Stored records:
========================================

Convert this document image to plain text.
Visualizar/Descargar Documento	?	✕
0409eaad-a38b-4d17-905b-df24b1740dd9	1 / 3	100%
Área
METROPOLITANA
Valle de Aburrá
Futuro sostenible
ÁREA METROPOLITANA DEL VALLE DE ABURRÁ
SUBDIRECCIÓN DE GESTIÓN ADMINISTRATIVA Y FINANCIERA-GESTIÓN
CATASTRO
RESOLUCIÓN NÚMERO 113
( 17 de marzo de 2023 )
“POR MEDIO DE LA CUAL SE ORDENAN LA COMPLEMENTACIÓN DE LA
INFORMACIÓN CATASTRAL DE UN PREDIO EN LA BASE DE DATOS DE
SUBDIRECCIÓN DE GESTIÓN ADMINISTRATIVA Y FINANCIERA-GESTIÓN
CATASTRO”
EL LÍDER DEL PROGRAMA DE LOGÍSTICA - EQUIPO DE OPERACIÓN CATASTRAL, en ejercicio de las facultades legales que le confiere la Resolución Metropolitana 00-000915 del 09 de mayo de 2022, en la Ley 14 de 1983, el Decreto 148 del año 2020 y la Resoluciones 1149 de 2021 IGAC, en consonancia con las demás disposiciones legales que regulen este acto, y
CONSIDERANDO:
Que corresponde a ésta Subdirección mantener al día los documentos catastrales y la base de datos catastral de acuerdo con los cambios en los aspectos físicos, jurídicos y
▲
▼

========================================

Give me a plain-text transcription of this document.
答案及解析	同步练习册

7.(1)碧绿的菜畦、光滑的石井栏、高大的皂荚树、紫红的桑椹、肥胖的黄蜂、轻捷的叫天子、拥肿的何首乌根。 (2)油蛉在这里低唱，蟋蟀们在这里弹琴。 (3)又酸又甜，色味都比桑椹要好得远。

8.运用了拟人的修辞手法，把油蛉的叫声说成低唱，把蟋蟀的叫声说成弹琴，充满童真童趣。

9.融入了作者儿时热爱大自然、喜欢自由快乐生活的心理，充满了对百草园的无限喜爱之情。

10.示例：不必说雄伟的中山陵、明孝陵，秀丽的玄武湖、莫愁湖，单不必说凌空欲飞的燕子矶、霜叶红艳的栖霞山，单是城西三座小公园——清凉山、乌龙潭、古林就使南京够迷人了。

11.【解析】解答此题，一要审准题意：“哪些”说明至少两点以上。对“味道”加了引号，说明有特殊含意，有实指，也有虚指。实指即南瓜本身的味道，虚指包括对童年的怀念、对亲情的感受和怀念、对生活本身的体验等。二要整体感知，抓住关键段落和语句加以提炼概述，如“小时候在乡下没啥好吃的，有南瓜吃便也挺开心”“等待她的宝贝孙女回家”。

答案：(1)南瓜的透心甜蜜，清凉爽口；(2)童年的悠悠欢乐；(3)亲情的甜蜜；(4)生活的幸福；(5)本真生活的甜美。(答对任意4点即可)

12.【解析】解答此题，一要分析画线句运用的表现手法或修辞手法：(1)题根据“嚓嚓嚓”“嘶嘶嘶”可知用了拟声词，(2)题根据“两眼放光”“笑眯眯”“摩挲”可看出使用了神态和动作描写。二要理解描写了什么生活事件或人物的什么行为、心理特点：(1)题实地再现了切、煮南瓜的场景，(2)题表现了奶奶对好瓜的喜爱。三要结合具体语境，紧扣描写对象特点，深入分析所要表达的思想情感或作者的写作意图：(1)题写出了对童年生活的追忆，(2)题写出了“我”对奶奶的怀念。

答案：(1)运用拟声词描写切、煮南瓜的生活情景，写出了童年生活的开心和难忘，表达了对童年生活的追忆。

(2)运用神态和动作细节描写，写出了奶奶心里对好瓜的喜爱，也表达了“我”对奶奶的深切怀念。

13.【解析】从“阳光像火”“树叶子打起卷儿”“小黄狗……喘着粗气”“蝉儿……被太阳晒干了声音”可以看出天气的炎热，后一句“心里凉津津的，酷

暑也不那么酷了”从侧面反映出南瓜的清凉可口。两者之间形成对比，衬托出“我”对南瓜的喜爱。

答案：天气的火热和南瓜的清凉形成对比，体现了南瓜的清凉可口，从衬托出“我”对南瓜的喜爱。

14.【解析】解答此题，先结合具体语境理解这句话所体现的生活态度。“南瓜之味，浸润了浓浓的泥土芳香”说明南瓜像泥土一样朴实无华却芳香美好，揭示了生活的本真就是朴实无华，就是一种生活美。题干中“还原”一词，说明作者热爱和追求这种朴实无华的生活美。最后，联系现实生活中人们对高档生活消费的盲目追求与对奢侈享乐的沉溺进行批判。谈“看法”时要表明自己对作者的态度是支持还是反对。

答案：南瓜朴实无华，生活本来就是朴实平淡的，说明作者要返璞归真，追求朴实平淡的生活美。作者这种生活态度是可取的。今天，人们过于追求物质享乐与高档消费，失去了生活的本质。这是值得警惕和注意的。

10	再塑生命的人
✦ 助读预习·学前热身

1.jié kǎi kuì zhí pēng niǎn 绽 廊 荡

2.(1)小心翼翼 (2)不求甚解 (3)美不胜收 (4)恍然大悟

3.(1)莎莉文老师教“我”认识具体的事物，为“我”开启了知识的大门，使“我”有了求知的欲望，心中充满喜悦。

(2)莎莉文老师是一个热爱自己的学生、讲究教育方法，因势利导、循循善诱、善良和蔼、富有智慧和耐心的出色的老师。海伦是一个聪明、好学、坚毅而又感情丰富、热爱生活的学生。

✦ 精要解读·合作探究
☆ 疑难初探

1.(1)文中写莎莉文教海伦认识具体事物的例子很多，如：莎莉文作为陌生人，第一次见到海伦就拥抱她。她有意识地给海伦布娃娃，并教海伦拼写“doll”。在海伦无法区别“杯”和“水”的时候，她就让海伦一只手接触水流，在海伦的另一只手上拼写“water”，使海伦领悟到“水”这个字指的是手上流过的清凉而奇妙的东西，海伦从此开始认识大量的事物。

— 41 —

========================================

▸ What you need to do
Select all lines in the listing above where the word "text" appears, and show them.

▸ Result of the exercise
Convert this document image to plain text.
Give me a plain-text transcription of this document.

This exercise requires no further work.